> **Directions for this task**: Every line below must be reproduced exactly. Copy them all.
==== Data for processing
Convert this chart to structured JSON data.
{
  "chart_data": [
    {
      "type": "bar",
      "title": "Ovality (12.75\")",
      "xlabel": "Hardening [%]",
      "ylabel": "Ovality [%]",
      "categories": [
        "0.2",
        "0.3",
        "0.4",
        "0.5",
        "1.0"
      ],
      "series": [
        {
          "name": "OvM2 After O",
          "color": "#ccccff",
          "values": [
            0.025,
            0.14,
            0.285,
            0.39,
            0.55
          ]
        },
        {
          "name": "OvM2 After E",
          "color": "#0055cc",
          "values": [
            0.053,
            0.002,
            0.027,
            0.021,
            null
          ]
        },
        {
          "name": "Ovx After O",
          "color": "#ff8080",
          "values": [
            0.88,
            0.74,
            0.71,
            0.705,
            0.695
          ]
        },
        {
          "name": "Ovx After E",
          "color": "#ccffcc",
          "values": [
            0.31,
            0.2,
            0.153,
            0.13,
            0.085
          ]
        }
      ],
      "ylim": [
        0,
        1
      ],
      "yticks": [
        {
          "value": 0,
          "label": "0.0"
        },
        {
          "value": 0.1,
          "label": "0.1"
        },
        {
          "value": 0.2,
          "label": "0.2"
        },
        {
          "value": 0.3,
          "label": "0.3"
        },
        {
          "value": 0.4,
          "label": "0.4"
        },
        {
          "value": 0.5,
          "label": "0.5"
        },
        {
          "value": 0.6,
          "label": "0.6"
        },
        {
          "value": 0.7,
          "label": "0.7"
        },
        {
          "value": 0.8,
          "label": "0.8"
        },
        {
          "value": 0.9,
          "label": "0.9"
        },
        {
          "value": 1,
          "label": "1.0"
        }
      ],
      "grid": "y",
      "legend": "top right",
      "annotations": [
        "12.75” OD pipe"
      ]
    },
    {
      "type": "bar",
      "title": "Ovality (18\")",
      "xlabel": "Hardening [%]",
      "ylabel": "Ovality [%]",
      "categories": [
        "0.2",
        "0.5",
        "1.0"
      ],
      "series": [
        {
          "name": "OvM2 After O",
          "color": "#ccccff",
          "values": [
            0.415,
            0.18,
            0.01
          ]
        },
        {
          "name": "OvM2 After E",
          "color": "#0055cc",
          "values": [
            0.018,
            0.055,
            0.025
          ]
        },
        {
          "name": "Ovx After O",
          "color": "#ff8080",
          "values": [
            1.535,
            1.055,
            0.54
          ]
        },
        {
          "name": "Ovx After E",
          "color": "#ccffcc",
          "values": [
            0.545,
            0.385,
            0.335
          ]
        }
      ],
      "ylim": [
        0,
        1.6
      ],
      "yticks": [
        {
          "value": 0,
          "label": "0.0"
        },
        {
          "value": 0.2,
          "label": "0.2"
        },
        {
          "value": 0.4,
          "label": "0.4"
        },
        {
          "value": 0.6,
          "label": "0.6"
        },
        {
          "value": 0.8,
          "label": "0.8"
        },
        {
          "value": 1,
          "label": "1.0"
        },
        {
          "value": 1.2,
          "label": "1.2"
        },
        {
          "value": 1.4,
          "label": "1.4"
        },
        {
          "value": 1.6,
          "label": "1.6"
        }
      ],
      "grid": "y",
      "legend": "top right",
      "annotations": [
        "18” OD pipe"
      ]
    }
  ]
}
========
> **Response to this task**:
Convert this chart to structured JSON data.
{
  "chart_data": [
    {
      "type": "bar",
      "title": "Ovality (12.75\")",
      "xlabel": "Hardening [%]",
      "ylabel": "Ovality [%]",
      "categories": [
        "0.2",
        "0.3",
        "0.4",
        "0.5",
        "1.0"
      ],
      "series": [
        {
          "name": "OvM2 After O",
          "color": "#ccccff",
          "values": [
            0.025,
            0.14,
            0.285,
            0.39,
            0.55
          ]
        },
        {
          "name": "OvM2 After E",
          "color": "#0055cc",
          "values": [
            0.053,
            0.002,
            0.027,
            0.021,
            null
          ]
        },
        {
          "name": "Ovx After O",
          "color": "#ff8080",
          "values": [
            0.88,
            0.74,
            0.71,
            0.705,
            0.695
          ]
        },
        {
          "name": "Ovx After E",
          "color": "#ccffcc",
          "values": [
            0.31,
            0.2,
            0.153,
            0.13,
            0.085
          ]
        }
      ],
      "ylim": [
        0,
        1
      ],
      "yticks": [
        {
          "value": 0,
          "label": "0.0"
        },
        {
          "value": 0.1,
          "label": "0.1"
        },
        {
          "value": 0.2,
          "label": "0.2"
        },
        {
          "value": 0.3,
          "label": "0.3"
        },
        {
          "value": 0.4,
          "label": "0.4"
        },
        {
          "value": 0.5,
          "label": "0.5"
        },
        {
          "value": 0.6,
          "label": "0.6"
        },
        {
          "value": 0.7,
          "label": "0.7"
        },
        {
          "value": 0.8,
          "label": "0.8"
        },
        {
          "value": 0.9,
          "label": "0.9"
        },
        {
          "value": 1,
          "label": "1.0"
        }
      ],
      "grid": "y",
      "legend": "top right",
      "annotations": [
        "12.75” OD pipe"
      ]
    },
    {
      "type": "bar",
      "title": "Ovality (18\")",
      "xlabel": "Hardening [%]",
      "ylabel": "Ovality [%]",
      "categories": [
        "0.2",
        "0.5",
        "1.0"
      ],
      "series": [
        {
          "name": "OvM2 After O",
          "color": "#ccccff",
          "values": [
            0.415,
            0.18,
            0.01
          ]
        },
        {
          "name": "OvM2 After E",
          "color": "#0055cc",
          "values": [
            0.018,
            0.055,
            0.025
          ]
        },
        {
          "name": "Ovx After O",
          "color": "#ff8080",
          "values": [
            1.535,
            1.055,
            0.54
          ]
        },
        {
          "name": "Ovx After E",
          "color": "#ccffcc",
          "values": [
            0.545,
            0.385,
            0.335
          ]
        }
      ],
      "ylim": [
        0,
        1.6
      ],
      "yticks": [
        {
          "value": 0,
          "label": "0.0"
        },
        {
          "value": 0.2,
          "label": "0.2"
        },
        {
          "value": 0.4,
          "label": "0.4"
        },
        {
          "value": 0.6,
          "label": "0.6"
        },
        {
          "value": 0.8,
          "label": "0.8"
        },
        {
          "value": 1,
          "label": "1.0"
        },
        {
          "value": 1.2,
          "label": "1.2"
        },
        {
          "value": 1.4,
          "label": "1.4"
        },
        {
          "value": 1.6,
          "label": "1.6"
        }
      ],
      "grid": "y",
      "legend": "top right",
      "annotations": [
        "18” OD pipe"
      ]
    }
  ]
}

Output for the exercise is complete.